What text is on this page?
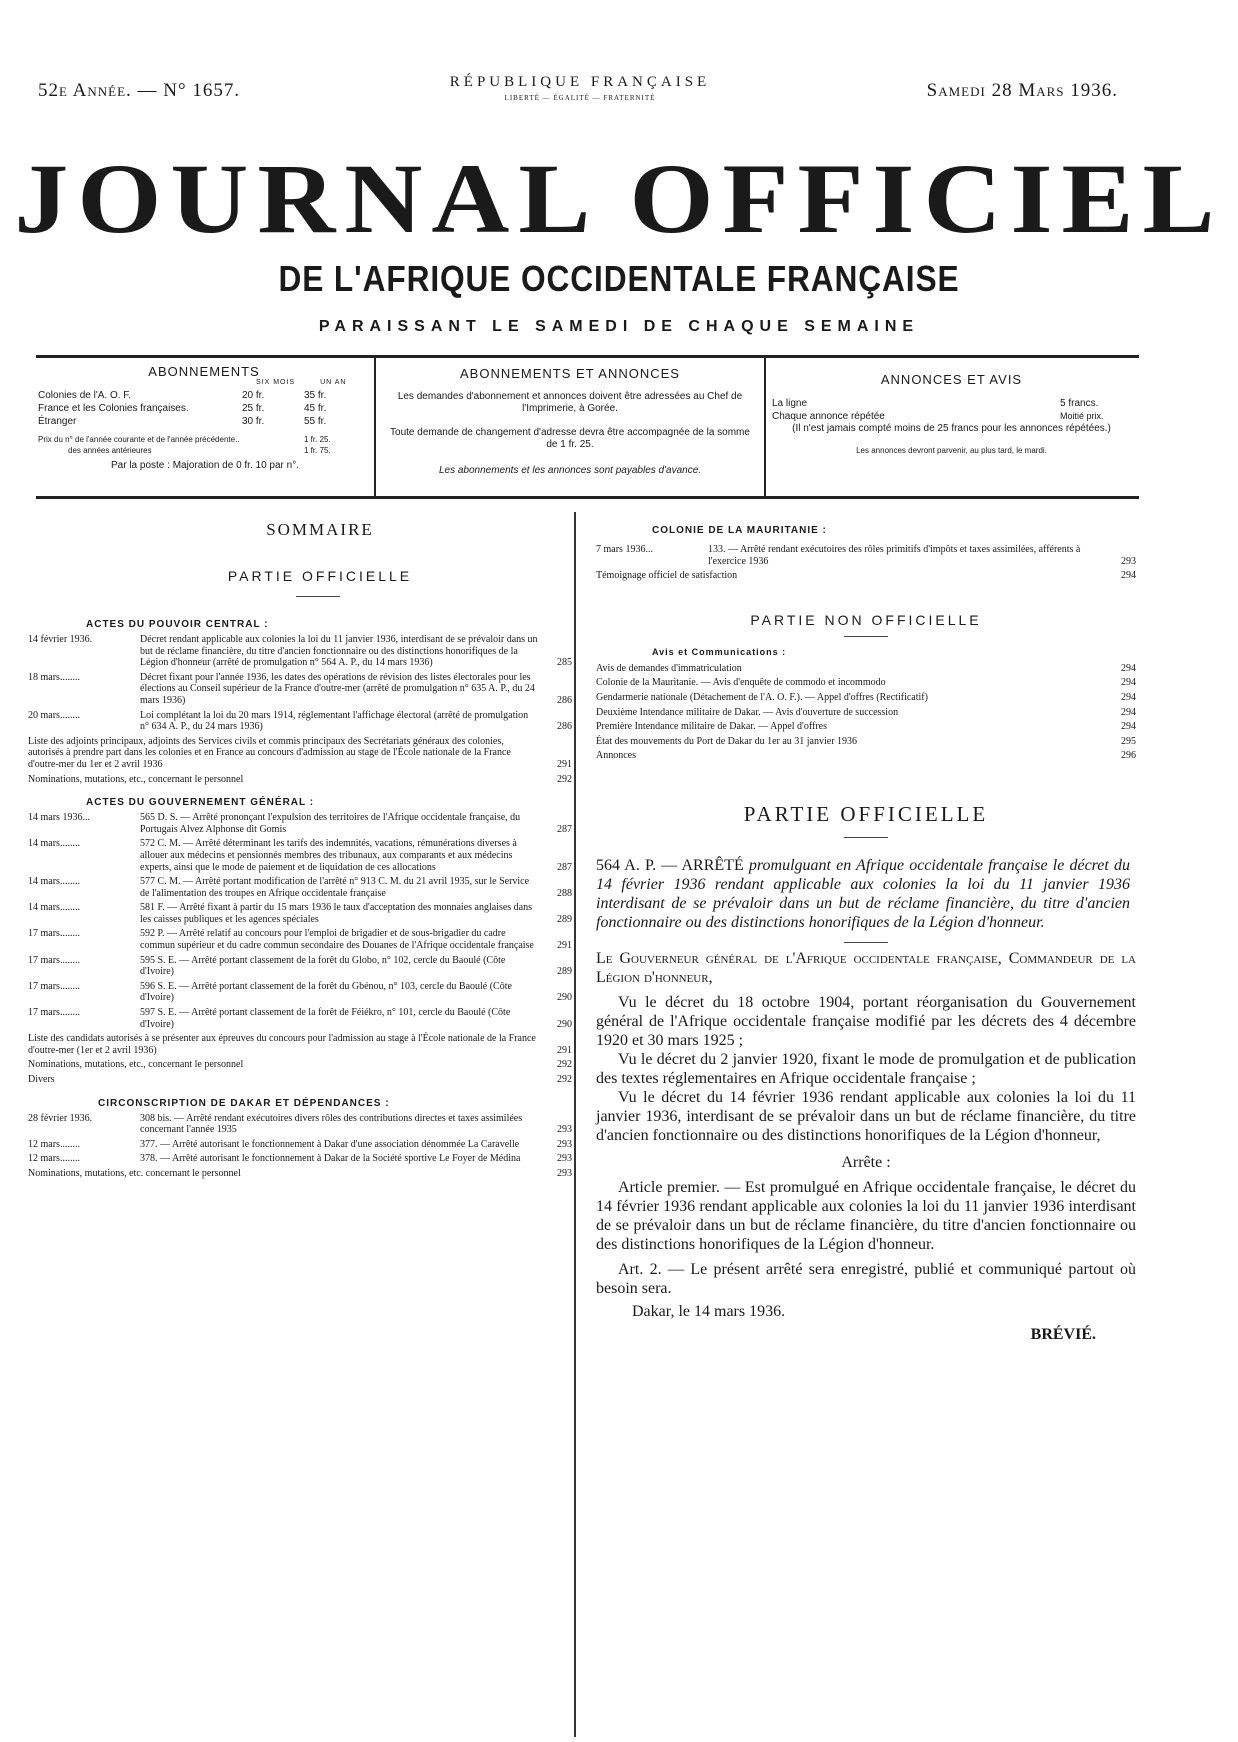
52e Année. — N° 1657.	RÉPUBLIQUE FRANÇAISE
LIBERTÉ — ÉGALITÉ — FRATERNITÉ	Samedi 28 Mars 1936.
JOURNAL OFFICIEL
DE L'AFRIQUE OCCIDENTALE FRANÇAISE
PARAISSANT LE SAMEDI DE CHAQUE SEMAINE
ABONNEMENTS
SIX MOIS	UN AN
Colonies de l'A. O. F.	20 fr.	35 fr.
France et les Colonies françaises.	25 fr.	45 fr.
Étranger	30 fr.	55 fr.
Prix du n° de l'année courante et de l'année précédente..	1 fr. 25.
des années antérieures	1 fr. 75.
Par la poste : Majoration de 0 fr. 10 par n°.
ABONNEMENTS ET ANNONCES
Les demandes d'abonnement et annonces doivent être adressées au Chef de l'Imprimerie, à Gorée.
Toute demande de changement d'adresse devra être accompagnée de la somme de 1 fr. 25.
Les abonnements et les annonces sont payables d'avance.
ANNONCES ET AVIS
La ligne	5 francs.
Chaque annonce répétée	Moitié prix.
(Il n'est jamais compté moins de 25 francs pour les annonces répétées.)
Les annonces devront parvenir, au plus tard, le mardi.
SOMMAIRE
PARTIE OFFICIELLE
ACTES DU POUVOIR CENTRAL :
14 février 1936.	Décret rendant applicable aux colonies la loi du 11 janvier 1936, interdisant de se prévaloir dans un but de réclame financière, du titre d'ancien fonctionnaire ou des distinctions honorifiques de la Légion d'honneur (arrêté de promulgation n° 564 A. P., du 14 mars 1936)	285
18 mars........	Décret fixant pour l'année 1936, les dates des opérations de révision des listes électorales pour les élections au Conseil supérieur de la France d'outre-mer (arrêté de promulgation n° 635 A. P., du 24 mars 1936)	286
20 mars........	Loi complétant la loi du 20 mars 1914, réglementant l'affichage électoral (arrêté de promulgation n° 634 A. P., du 24 mars 1936)	286
Liste des adjoints principaux, adjoints des Services civils et commis principaux des Secrétariats généraux des colonies, autorisés à prendre part dans les colonies et en France au concours d'admission au stage de l'École nationale de la France d'outre-mer du 1er et 2 avril 1936	291
Nominations, mutations, etc., concernant le personnel	292
ACTES DU GOUVERNEMENT GÉNÉRAL :
14 mars 1936...	565 D. S. — Arrêté prononçant l'expulsion des territoires de l'Afrique occidentale française, du Portugais Alvez Alphonse dit Gomis	287
14 mars........	572 C. M. — Arrêté déterminant les tarifs des indemnités, vacations, rémunérations diverses à allouer aux médecins et pensionnés membres des tribunaux, aux comparants et aux médecins experts, ainsi que le mode de paiement et de liquidation de ces allocations	287
14 mars........	577 C. M. — Arrêté portant modification de l'arrêté n° 913 C. M. du 21 avril 1935, sur le Service de l'alimentation des troupes en Afrique occidentale française	288
14 mars........	581 F. — Arrêté fixant à partir du 15 mars 1936 le taux d'acceptation des monnaies anglaises dans les caisses publiques et les agences spéciales	289
17 mars........	592 P. — Arrêté relatif au concours pour l'emploi de brigadier et de sous-brigadier du cadre commun supérieur et du cadre commun secondaire des Douanes de l'Afrique occidentale française	291
17 mars........	595 S. E. — Arrêté portant classement de la forêt du Globo, n° 102, cercle du Baoulé (Côte d'Ivoire)	289
17 mars........	596 S. E. — Arrêté portant classement de la forêt du Gbénou, n° 103, cercle du Baoulé (Côte d'Ivoire)	290
17 mars........	597 S. E. — Arrêté portant classement de la forêt de Féiékro, n° 101, cercle du Baoulé (Côte d'Ivoire)	290
Liste des candidats autorisés à se présenter aux épreuves du concours pour l'admission au stage à l'École nationale de la France d'outre-mer (1er et 2 avril 1936)	291
Nominations, mutations, etc., concernant le personnel	292
Divers	292
CIRCONSCRIPTION DE DAKAR ET DÉPENDANCES :
28 février 1936.	308 bis. — Arrêté rendant exécutoires divers rôles des contributions directes et taxes assimilées concernant l'année 1935	293
12 mars........	377. — Arrêté autorisant le fonctionnement à Dakar d'une association dénommée La Caravelle	293
12 mars........	378. — Arrêté autorisant le fonctionnement à Dakar de la Société sportive Le Foyer de Médina	293
Nominations, mutations, etc. concernant le personnel	293
COLONIE DE LA MAURITANIE :
7 mars 1936...	133. — Arrêté rendant exécutoires des rôles primitifs d'impôts et taxes assimilées, afférents à l'exercice 1936	293
Témoignage officiel de satisfaction	294
PARTIE NON OFFICIELLE
Avis et Communications :
Avis de demandes d'immatriculation	294
Colonie de la Mauritanie. — Avis d'enquête de commodo et incommodo	294
Gendarmerie nationale (Détachement de l'A. O. F.). — Appel d'offres (Rectificatif)	294
Deuxième Intendance militaire de Dakar. — Avis d'ouverture de succession	294
Première Intendance militaire de Dakar. — Appel d'offres	294
État des mouvements du Port de Dakar du 1er au 31 janvier 1936	295
Annonces	296
PARTIE OFFICIELLE
564 A. P. — ARRÊTÉ promulguant en Afrique occidentale française le décret du 14 février 1936 rendant applicable aux colonies la loi du 11 janvier 1936 interdisant de se prévaloir dans un but de réclame financière, du titre d'ancien fonctionnaire ou des distinctions honorifiques de la Légion d'honneur.
Le Gouverneur général de l'Afrique occidentale française, Commandeur de la Légion d'honneur,
Vu le décret du 18 octobre 1904, portant réorganisation du Gouvernement général de l'Afrique occidentale française modifié par les décrets des 4 décembre 1920 et 30 mars 1925 ;
Vu le décret du 2 janvier 1920, fixant le mode de promulgation et de publication des textes réglementaires en Afrique occidentale française ;
Vu le décret du 14 février 1936 rendant applicable aux colonies la loi du 11 janvier 1936, interdisant de se prévaloir dans un but de réclame financière, du titre d'ancien fonctionnaire ou des distinctions honorifiques de la Légion d'honneur,
Arrête :
Article premier. — Est promulgué en Afrique occidentale française, le décret du 14 février 1936 rendant applicable aux colonies la loi du 11 janvier 1936 interdisant de se prévaloir dans un but de réclame financière, du titre d'ancien fonctionnaire ou des distinctions honorifiques de la Légion d'honneur.
Art. 2. — Le présent arrêté sera enregistré, publié et communiqué partout où besoin sera.
Dakar, le 14 mars 1936.
BRÉVIÉ.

=======

The request: Copy every single line of the material above that holds "stage".

Result for this exercise:
Liste des adjoints principaux, adjoints des Services civils et commis principaux des Secrétariats généraux des colonies, autorisés à prendre part dans les colonies et en France au concours d'admission au stage de l'École nationale de la France d'outre-mer du 1er et 2 avril 1936	291
Liste des candidats autorisés à se présenter aux épreuves du concours pour l'admission au stage à l'École nationale de la France d'outre-mer (1er et 2 avril 1936)	291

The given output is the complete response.